Goal of the exercise: Your task is to copy every line of this material exactly.

Items from a figure collection
────────────────
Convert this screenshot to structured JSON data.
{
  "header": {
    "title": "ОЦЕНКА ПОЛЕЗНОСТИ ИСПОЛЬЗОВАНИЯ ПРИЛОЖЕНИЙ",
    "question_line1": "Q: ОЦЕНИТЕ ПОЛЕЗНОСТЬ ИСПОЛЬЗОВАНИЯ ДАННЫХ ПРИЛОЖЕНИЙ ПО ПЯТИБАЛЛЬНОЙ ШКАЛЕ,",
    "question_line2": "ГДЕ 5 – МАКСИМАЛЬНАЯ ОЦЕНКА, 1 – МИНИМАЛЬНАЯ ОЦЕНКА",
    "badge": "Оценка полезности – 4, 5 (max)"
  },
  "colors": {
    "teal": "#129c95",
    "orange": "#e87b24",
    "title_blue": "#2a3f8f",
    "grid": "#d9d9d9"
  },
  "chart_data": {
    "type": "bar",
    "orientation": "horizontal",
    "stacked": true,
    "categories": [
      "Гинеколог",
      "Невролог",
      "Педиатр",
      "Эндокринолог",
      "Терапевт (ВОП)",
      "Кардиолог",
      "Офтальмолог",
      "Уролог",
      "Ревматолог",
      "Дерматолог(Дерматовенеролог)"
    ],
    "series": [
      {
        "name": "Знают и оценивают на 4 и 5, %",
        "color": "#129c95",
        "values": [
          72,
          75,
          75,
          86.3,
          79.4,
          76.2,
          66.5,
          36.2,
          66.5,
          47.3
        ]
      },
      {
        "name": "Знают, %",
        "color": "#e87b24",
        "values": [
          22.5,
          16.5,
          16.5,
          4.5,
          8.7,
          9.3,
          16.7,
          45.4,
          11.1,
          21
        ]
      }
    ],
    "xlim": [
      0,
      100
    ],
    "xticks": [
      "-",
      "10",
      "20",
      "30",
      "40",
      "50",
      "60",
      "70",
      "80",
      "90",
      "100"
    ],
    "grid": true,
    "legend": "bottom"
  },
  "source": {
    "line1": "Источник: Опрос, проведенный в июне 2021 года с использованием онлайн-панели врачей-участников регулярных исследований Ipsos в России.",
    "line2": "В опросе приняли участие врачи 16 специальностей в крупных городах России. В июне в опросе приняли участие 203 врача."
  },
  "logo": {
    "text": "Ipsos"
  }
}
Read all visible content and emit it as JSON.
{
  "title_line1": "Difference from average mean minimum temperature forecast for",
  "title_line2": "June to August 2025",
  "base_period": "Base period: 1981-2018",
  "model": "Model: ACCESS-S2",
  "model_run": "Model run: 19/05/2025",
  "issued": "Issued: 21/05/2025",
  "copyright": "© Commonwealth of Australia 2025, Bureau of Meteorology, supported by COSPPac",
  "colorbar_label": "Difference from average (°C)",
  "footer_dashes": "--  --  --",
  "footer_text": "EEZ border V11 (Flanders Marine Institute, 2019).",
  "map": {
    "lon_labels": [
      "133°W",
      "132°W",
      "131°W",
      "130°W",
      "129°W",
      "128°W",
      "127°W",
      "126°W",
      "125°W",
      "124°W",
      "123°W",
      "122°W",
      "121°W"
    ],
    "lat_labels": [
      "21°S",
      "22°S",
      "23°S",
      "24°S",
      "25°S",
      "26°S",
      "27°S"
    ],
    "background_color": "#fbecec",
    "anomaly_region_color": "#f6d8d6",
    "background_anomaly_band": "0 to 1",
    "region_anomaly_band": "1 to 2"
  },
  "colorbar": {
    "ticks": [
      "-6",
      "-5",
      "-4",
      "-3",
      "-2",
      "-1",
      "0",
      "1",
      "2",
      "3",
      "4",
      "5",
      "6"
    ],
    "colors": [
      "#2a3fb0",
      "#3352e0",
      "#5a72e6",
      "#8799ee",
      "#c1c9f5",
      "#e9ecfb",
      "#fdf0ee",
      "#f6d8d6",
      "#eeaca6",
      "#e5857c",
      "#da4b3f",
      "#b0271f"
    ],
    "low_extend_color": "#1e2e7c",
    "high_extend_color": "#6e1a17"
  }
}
────────────────
Output for this task:
Convert this screenshot to structured JSON data.
{
  "header": {
    "title": "ОЦЕНКА ПОЛЕЗНОСТИ ИСПОЛЬЗОВАНИЯ ПРИЛОЖЕНИЙ",
    "question_line1": "Q: ОЦЕНИТЕ ПОЛЕЗНОСТЬ ИСПОЛЬЗОВАНИЯ ДАННЫХ ПРИЛОЖЕНИЙ ПО ПЯТИБАЛЛЬНОЙ ШКАЛЕ,",
    "question_line2": "ГДЕ 5 – МАКСИМАЛЬНАЯ ОЦЕНКА, 1 – МИНИМАЛЬНАЯ ОЦЕНКА",
    "badge": "Оценка полезности – 4, 5 (max)"
  },
  "colors": {
    "teal": "#129c95",
    "orange": "#e87b24",
    "title_blue": "#2a3f8f",
    "grid": "#d9d9d9"
  },
  "chart_data": {
    "type": "bar",
    "orientation": "horizontal",
    "stacked": true,
    "categories": [
      "Гинеколог",
      "Невролог",
      "Педиатр",
      "Эндокринолог",
      "Терапевт (ВОП)",
      "Кардиолог",
      "Офтальмолог",
      "Уролог",
      "Ревматолог",
      "Дерматолог(Дерматовенеролог)"
    ],
    "series": [
      {
        "name": "Знают и оценивают на 4 и 5, %",
        "color": "#129c95",
        "values": [
          72,
          75,
          75,
          86.3,
          79.4,
          76.2,
          66.5,
          36.2,
          66.5,
          47.3
        ]
      },
      {
        "name": "Знают, %",
        "color": "#e87b24",
        "values": [
          22.5,
          16.5,
          16.5,
          4.5,
          8.7,
          9.3,
          16.7,
          45.4,
          11.1,
          21
        ]
      }
    ],
    "xlim": [
      0,
      100
    ],
    "xticks": [
      "-",
      "10",
      "20",
      "30",
      "40",
      "50",
      "60",
      "70",
      "80",
      "90",
      "100"
    ],
    "grid": true,
    "legend": "bottom"
  },
  "source": {
    "line1": "Источник: Опрос, проведенный в июне 2021 года с использованием онлайн-панели врачей-участников регулярных исследований Ipsos в России.",
    "line2": "В опросе приняли участие врачи 16 специальностей в крупных городах России. В июне в опросе приняли участие 203 врача."
  },
  "logo": {
    "text": "Ipsos"
  }
}
Read all visible content and emit it as JSON.
{
  "title_line1": "Difference from average mean minimum temperature forecast for",
  "title_line2": "June to August 2025",
  "base_period": "Base period: 1981-2018",
  "model": "Model: ACCESS-S2",
  "model_run": "Model run: 19/05/2025",
  "issued": "Issued: 21/05/2025",
  "copyright": "© Commonwealth of Australia 2025, Bureau of Meteorology, supported by COSPPac",
  "colorbar_label": "Difference from average (°C)",
  "footer_dashes": "--  --  --",
  "footer_text": "EEZ border V11 (Flanders Marine Institute, 2019).",
  "map": {
    "lon_labels": [
      "133°W",
      "132°W",
      "131°W",
      "130°W",
      "129°W",
      "128°W",
      "127°W",
      "126°W",
      "125°W",
      "124°W",
      "123°W",
      "122°W",
      "121°W"
    ],
    "lat_labels": [
      "21°S",
      "22°S",
      "23°S",
      "24°S",
      "25°S",
      "26°S",
      "27°S"
    ],
    "background_color": "#fbecec",
    "anomaly_region_color": "#f6d8d6",
    "background_anomaly_band": "0 to 1",
    "region_anomaly_band": "1 to 2"
  },
  "colorbar": {
    "ticks": [
      "-6",
      "-5",
      "-4",
      "-3",
      "-2",
      "-1",
      "0",
      "1",
      "2",
      "3",
      "4",
      "5",
      "6"
    ],
    "colors": [
      "#2a3fb0",
      "#3352e0",
      "#5a72e6",
      "#8799ee",
      "#c1c9f5",
      "#e9ecfb",
      "#fdf0ee",
      "#f6d8d6",
      "#eeaca6",
      "#e5857c",
      "#da4b3f",
      "#b0271f"
    ],
    "low_extend_color": "#1e2e7c",
    "high_extend_color": "#6e1a17"
  }
}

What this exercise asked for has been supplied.